*TASK:* Please count the lines in the listing below where the word "Office" appears. Give the number only.

*RECORDS FOR PROCESSING:*
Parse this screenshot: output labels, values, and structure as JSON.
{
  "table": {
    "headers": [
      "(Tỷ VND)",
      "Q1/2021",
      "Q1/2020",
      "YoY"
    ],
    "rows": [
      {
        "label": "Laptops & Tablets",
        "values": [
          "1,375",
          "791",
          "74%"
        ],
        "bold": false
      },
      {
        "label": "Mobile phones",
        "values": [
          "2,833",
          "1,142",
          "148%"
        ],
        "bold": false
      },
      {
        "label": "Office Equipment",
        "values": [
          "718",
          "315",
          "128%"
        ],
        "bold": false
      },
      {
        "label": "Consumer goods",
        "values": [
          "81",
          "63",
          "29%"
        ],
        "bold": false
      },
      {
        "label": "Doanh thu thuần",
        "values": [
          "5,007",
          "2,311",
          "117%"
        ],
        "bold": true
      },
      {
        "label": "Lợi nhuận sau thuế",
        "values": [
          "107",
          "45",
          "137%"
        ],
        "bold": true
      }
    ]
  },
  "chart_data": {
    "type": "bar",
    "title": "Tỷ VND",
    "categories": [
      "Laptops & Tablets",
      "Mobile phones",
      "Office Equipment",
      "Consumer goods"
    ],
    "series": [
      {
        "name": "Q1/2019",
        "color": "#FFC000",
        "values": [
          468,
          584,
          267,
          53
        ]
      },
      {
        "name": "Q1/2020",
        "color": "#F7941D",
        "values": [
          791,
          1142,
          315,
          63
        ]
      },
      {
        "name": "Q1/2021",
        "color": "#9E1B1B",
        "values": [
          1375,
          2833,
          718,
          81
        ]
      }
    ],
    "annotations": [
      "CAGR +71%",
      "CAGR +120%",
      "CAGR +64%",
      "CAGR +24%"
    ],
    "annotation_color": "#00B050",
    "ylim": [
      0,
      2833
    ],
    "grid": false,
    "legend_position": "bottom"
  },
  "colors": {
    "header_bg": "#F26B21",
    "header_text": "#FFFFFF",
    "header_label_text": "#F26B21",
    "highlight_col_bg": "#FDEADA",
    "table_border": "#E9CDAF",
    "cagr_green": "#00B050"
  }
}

* * *

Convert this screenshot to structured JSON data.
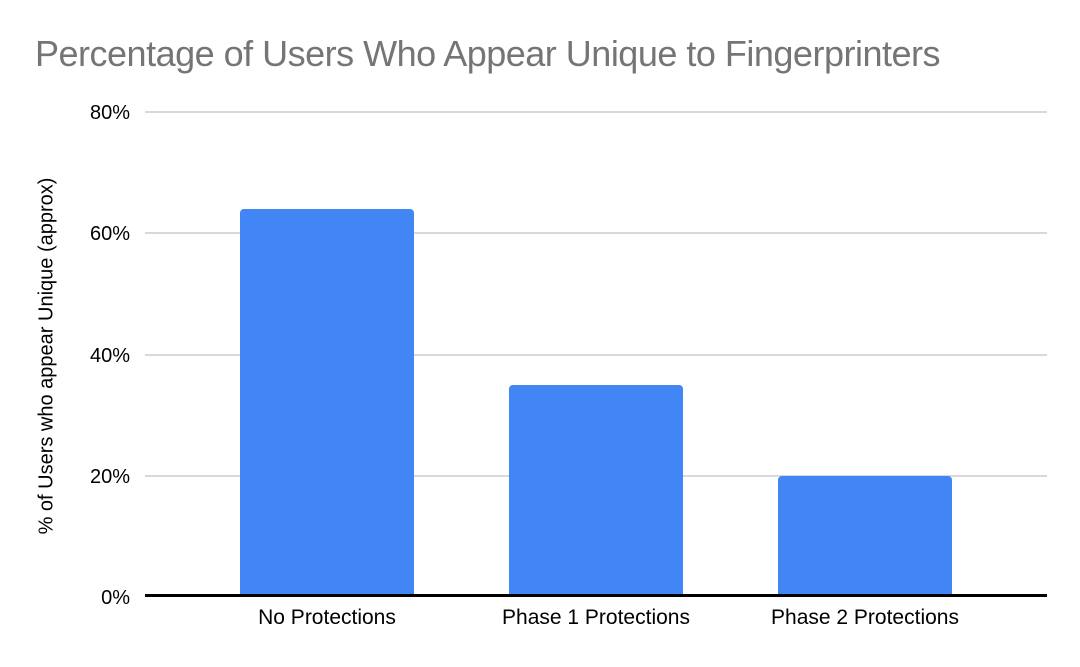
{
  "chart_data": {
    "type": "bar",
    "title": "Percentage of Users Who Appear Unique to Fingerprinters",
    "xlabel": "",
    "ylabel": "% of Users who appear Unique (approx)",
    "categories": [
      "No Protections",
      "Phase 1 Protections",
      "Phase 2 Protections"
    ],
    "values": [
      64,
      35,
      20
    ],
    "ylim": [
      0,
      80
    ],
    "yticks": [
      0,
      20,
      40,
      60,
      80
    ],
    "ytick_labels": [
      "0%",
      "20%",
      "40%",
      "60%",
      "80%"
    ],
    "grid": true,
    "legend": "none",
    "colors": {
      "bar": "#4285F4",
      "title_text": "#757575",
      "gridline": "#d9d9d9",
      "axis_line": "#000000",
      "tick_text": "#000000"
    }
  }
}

* * *

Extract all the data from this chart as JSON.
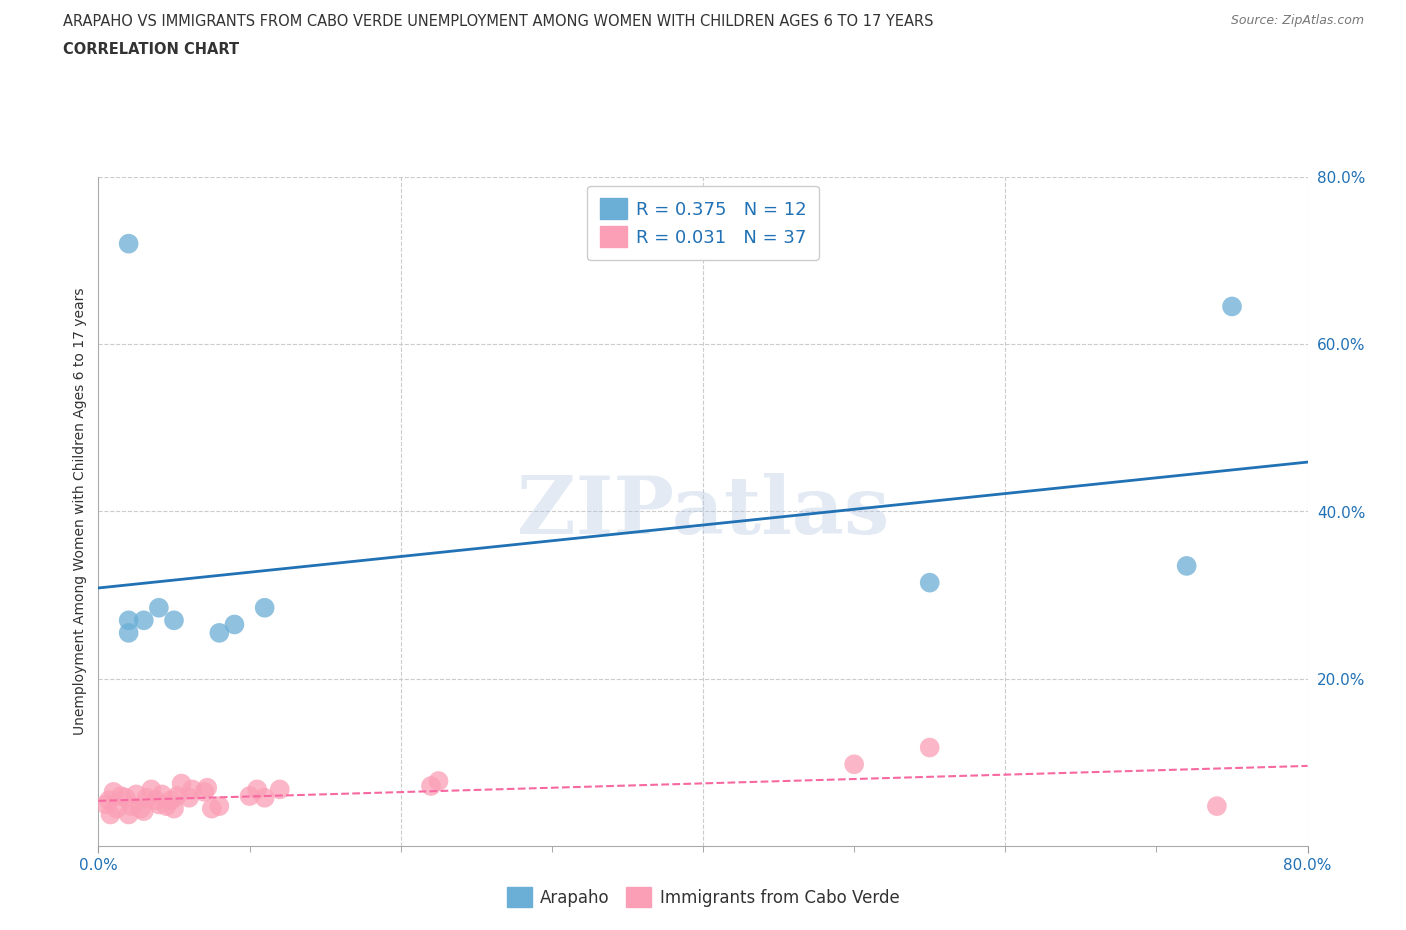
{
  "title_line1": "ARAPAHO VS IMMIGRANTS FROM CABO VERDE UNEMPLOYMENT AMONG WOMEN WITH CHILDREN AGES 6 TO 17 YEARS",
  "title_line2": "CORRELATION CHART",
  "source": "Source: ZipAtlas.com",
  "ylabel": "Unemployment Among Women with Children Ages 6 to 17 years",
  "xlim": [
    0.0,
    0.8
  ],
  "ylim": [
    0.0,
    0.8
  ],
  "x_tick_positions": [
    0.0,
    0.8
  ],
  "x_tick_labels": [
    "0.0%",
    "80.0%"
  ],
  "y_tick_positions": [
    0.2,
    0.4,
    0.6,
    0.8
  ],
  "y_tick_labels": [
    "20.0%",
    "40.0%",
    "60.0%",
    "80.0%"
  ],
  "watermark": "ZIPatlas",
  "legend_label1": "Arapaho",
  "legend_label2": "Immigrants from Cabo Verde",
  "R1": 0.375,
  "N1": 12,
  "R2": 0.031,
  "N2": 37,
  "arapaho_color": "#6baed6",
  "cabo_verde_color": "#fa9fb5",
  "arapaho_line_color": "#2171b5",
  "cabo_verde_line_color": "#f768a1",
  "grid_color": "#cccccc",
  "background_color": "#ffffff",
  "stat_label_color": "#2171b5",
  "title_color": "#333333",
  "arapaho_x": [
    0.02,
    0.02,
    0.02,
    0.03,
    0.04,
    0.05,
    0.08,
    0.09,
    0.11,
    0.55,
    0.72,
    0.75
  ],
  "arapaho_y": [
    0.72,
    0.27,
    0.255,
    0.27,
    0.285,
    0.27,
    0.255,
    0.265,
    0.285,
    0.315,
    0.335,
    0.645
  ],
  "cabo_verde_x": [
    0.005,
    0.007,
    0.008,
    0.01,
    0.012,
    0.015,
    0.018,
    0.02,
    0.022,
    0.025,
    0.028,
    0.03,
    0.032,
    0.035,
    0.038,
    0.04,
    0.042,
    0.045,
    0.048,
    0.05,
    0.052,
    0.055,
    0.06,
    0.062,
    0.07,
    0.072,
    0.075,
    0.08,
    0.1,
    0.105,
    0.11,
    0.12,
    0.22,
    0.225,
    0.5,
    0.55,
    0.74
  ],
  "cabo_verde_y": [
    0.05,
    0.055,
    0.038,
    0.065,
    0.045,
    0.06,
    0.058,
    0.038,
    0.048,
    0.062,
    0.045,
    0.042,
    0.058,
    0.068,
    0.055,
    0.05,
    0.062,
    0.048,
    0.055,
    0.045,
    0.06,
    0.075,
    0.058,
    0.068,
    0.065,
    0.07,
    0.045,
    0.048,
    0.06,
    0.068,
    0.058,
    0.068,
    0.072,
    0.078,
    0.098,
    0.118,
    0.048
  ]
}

*FINAL ANSWER:* 2